--- EXTRACTED MATERIAL ---
==============================
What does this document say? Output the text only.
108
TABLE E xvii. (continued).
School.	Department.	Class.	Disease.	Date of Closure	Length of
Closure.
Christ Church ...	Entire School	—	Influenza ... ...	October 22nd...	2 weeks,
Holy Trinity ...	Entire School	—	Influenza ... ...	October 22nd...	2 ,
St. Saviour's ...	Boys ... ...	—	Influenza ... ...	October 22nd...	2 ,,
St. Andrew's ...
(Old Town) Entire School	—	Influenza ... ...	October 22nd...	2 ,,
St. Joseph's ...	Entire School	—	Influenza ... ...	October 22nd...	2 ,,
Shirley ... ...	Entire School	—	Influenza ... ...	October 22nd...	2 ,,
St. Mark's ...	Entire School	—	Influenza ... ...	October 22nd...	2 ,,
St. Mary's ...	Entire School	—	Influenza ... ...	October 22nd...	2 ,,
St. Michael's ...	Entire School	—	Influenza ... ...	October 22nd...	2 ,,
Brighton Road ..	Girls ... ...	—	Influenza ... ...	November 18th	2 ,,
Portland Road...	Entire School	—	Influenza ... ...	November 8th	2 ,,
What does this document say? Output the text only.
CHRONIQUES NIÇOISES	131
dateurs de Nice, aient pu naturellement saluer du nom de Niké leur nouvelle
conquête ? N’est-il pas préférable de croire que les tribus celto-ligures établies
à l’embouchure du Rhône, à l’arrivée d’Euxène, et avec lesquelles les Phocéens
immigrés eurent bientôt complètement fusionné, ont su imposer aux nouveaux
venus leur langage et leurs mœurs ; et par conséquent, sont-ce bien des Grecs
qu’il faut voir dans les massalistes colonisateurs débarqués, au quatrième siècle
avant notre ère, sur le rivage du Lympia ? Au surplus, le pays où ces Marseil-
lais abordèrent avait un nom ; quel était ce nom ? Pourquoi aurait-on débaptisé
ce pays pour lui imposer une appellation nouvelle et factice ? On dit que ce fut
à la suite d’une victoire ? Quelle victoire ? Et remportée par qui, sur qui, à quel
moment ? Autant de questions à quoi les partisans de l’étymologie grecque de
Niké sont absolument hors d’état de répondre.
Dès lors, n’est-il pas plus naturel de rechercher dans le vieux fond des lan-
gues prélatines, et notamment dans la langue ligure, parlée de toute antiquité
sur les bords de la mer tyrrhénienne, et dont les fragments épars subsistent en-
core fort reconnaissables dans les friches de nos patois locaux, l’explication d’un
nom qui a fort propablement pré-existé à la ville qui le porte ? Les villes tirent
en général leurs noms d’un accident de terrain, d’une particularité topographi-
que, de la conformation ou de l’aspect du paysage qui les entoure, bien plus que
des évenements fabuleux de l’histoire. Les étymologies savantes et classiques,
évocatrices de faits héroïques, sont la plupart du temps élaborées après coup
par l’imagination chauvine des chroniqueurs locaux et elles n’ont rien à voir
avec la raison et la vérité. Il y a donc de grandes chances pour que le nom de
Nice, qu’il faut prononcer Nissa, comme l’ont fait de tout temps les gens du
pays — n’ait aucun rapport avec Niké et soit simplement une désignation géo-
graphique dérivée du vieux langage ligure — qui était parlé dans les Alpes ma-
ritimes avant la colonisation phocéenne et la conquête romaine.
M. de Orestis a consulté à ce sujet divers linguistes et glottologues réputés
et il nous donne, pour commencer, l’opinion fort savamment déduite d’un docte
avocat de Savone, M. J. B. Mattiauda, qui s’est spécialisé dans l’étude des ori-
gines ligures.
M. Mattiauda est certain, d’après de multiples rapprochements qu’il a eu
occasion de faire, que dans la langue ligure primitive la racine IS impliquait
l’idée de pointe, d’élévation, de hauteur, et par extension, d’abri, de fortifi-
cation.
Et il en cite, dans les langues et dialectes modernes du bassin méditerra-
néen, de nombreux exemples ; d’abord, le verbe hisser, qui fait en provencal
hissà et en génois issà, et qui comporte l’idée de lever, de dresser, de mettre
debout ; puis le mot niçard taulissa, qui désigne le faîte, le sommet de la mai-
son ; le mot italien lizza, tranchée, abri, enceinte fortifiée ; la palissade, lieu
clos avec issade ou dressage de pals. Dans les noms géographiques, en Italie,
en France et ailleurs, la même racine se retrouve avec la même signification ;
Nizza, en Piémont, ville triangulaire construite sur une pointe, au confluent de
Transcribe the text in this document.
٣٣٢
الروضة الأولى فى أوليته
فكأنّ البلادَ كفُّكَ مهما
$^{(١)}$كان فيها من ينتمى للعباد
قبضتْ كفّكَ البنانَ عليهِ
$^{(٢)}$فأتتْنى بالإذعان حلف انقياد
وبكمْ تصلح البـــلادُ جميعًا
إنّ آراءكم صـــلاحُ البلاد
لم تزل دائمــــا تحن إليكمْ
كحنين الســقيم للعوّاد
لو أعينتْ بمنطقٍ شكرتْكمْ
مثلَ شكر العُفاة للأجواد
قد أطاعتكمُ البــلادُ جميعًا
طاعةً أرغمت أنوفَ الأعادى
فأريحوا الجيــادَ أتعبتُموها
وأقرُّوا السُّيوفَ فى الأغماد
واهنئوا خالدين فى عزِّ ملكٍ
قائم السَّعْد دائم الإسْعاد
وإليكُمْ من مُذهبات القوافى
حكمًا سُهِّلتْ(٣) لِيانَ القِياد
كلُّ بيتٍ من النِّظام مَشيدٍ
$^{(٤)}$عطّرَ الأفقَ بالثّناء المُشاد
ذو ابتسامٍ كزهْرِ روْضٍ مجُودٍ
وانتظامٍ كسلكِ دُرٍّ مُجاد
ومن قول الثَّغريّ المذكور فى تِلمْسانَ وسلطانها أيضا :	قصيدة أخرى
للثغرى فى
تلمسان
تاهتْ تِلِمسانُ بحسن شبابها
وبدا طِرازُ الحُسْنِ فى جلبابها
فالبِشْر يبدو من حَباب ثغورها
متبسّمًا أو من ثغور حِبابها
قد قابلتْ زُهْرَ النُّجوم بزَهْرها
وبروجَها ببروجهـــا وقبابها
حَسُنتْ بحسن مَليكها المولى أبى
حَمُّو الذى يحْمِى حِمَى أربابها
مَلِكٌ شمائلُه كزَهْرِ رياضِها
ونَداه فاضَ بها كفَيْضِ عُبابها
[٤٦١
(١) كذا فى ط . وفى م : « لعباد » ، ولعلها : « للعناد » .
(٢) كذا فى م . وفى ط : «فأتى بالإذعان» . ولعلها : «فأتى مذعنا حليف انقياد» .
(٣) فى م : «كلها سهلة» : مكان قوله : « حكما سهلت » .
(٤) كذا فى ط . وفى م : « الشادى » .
==============================
--- WHAT YOU WILL DO ---
Above are some records. Report the number of their lines that include "Closure", and add nothing else.

--- EXERCISE SOLUTION ---
2